_SET TASK 1_.
Copy the records word for word, starting with the line that contains "meta-separator-1: — [228,253,242,268]" and going on through the line that contains "comment-body: It'd be".

--- SOURCE ---

Desert architecture: modern buildings in arid environments

These manifestations of modern desert architecture reveal how design and material can combat the challenging climatic conditions of arid environments and extreme temperatures. Like the cactus and the camel, buildings must adapt to survive. From houses in Arizona, to research centres in Riyadh and installations in Jericho, we slip on some sand shoes and cross sub-tropical expanses to bring you the best of desert architecture.

Aerial view of King Abdullah Petroleum Studies and Research Centre, by Zaha Hadid Architects, Riyadh, Saudi Arabia

(Image credit: Hufton+Crow)

King Abdullah Petroleum Studies and Research Center
Zaha Hadid Architects
Riyadh, Saudi Arabia

This desert laboratory was designed by ZHA to make minimal energy demands in a region renowned for its extreme climate. Focused on a central research building, with angular prows that jut out across the landscaping, the architecture combines structural boldness with complex patterns on the walls and ceilings, giving the long Islamic tradition of geometric form a literal twist.

Writer: Jonathan Bell

Geometric interior at King Abdullah Petroleum Studies and Research Center

(Image credit: Hufton+Crow)

King Abdullah Petroleum Studies and Research Center
Zaha Hadid Architects
Riyadh, Saudi Arabia

The modular construction allows for future expansion, while covered outdoor circulation areas help mitigate the effects of solar radiation. Perhaps most notably, the building’s musalla (the open space outside a mosque) is the country’s very first prayer space to be designed by a woman.

---

_SET TASK 2_.
List every place named in the opening paragraph of the desert architecture text.

--- MATERIAL PROVIDED ---

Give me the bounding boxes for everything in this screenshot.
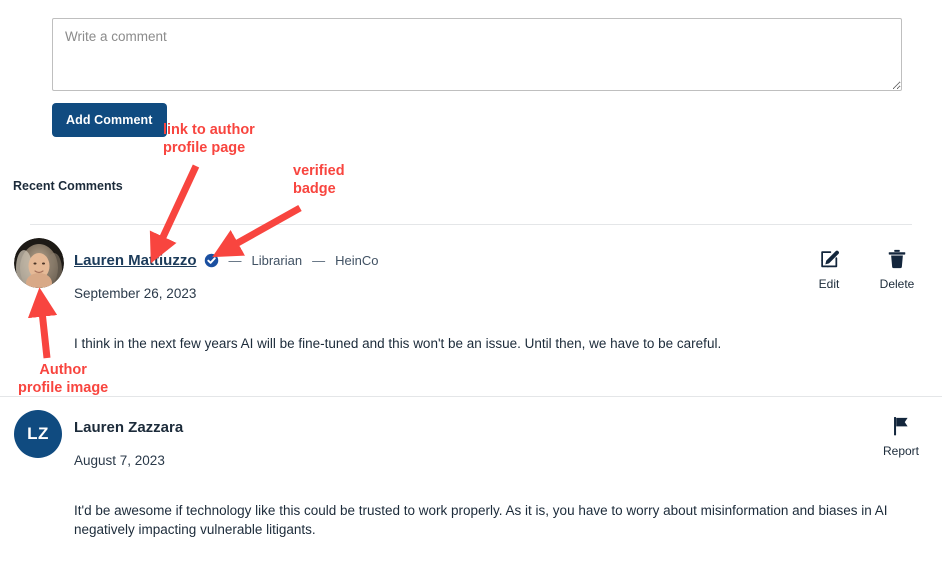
meta-separator-1: — [228,253,242,268]
annotation-link-to-author-profile: link to author profile page [163,122,255,156]
verified-badge-icon [204,253,219,268]
comment-actions: Report [880,415,922,458]
comment-meta: Lauren Mattiuzzo — Librarian — HeinCo [74,252,378,269]
author-name-link[interactable]: Lauren Mattiuzzo [74,252,197,269]
comment-date: September 26, 2023 [74,286,197,301]
comment-divider [0,396,942,397]
comment-body: It'd be awesome if technology like this … [74,503,888,537]
avatar[interactable]: LZ [14,410,62,458]
author-name: Lauren Zazzara [74,419,184,436]
edit-button[interactable]: Edit [808,248,850,291]
report-label: Report [882,444,920,458]
comment-body: I think in the next few years AI will be… [74,336,722,351]
comment-date: August 7, 2023 [74,453,165,468]
add-comment-button[interactable]: Add Comment [52,103,167,137]
delete-button[interactable]: Delete [876,248,918,291]
meta-separator-2: — [312,253,326,268]
edit-pencil-icon [818,248,840,275]
comment-input[interactable] [52,18,902,91]
author-profile-image[interactable] [14,238,64,288]
trash-icon [886,248,908,275]
annotation-author-profile-image: Author profile image [18,362,109,396]
section-divider-top [30,224,912,225]
edit-label: Edit [818,277,840,291]
comment-composer [52,18,902,91]
report-button[interactable]: Report [880,415,922,458]
comment-meta: Lauren Zazzara [74,419,183,436]
annotation-verified-badge: verified badge [293,163,345,197]
author-organization: HeinCo [335,253,379,268]
author-role: Librarian [251,253,303,268]
flag-icon [890,415,912,442]
comment-actions: Edit Delete [808,248,918,291]
recent-comments-heading: Recent Comments [13,179,123,193]
delete-label: Delete [879,277,915,291]
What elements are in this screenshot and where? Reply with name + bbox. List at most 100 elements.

---

_EXERCISE SOLUTION 1_.
meta-separator-1: — [228,253,242,268]
annotation-link-to-author-profile: link to author profile page [163,122,255,156]
verified-badge-icon [204,253,219,268]
comment-actions: Report [880,415,922,458]
comment-meta: Lauren Mattiuzzo — Librarian — HeinCo [74,252,378,269]
author-name-link[interactable]: Lauren Mattiuzzo [74,252,197,269]
comment-date: September 26, 2023 [74,286,197,301]
comment-divider [0,396,942,397]
comment-body: It'd be awesome if technology like this … [74,503,888,537]

_EXERCISE SOLUTION 2_.
Arizona, Riyadh, Jericho